● AIM: Look through the data below. Show each line where the string "removed" occurs.

— begin —

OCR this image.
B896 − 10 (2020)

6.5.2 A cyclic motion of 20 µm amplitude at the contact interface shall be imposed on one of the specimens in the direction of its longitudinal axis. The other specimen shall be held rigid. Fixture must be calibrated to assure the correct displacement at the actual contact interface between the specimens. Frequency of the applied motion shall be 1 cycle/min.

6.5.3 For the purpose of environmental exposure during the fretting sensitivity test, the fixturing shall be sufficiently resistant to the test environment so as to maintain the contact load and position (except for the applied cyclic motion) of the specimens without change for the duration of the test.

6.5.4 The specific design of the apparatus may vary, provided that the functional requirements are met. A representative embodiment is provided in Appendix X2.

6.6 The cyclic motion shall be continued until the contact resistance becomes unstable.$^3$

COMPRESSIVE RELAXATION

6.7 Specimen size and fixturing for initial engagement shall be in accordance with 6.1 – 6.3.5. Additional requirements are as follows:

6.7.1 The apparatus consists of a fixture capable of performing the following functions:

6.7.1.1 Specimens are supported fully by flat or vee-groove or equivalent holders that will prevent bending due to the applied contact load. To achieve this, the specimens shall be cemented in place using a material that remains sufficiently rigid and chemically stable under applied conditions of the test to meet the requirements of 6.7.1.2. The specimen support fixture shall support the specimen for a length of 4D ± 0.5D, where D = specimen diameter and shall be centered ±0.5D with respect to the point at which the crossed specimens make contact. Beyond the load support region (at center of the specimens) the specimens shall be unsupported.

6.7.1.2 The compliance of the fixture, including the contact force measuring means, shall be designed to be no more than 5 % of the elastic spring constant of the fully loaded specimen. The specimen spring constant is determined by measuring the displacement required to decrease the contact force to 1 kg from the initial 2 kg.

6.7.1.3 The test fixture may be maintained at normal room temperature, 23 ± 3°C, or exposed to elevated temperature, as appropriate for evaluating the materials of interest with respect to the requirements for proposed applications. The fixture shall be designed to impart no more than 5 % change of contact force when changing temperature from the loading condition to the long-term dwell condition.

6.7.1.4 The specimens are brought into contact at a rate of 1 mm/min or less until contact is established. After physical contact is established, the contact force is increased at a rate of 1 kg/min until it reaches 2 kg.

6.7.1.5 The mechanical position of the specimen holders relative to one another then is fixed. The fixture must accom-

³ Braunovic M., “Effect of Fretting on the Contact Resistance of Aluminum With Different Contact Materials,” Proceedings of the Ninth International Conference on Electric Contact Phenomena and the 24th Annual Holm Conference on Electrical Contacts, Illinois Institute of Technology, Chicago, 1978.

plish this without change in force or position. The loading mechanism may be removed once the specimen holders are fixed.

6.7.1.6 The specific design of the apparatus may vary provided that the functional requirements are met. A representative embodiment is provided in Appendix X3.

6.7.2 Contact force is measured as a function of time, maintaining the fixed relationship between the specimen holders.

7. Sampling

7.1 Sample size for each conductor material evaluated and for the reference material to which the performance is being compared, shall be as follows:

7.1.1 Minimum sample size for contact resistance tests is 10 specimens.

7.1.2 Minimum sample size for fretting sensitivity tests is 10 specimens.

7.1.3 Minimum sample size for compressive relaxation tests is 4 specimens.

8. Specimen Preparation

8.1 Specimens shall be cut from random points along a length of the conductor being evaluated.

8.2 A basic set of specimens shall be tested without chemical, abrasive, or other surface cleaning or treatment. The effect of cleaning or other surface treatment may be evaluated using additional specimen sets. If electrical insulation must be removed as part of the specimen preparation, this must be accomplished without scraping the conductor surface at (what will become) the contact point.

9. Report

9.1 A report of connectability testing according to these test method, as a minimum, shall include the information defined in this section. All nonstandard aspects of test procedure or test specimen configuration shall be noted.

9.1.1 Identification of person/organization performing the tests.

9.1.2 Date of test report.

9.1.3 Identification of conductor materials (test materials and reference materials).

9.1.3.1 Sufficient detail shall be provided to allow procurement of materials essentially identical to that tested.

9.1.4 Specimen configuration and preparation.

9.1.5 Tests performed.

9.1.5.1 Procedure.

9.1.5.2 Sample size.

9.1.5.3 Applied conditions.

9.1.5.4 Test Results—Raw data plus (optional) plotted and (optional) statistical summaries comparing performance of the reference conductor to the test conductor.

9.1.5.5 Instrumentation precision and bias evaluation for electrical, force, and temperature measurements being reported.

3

— end —

● OUTPUT FOR THIS TASK:
plish this without change in force or position. The loading mechanism may be removed once the specimen holders are fixed.
8.2 A basic set of specimens shall be tested without chemical, abrasive, or other surface cleaning or treatment. The effect of cleaning or other surface treatment may be evaluated using additional specimen sets. If electrical insulation must be removed as part of the specimen preparation, this must be accomplished without scraping the conductor surface at (what will become) the contact point.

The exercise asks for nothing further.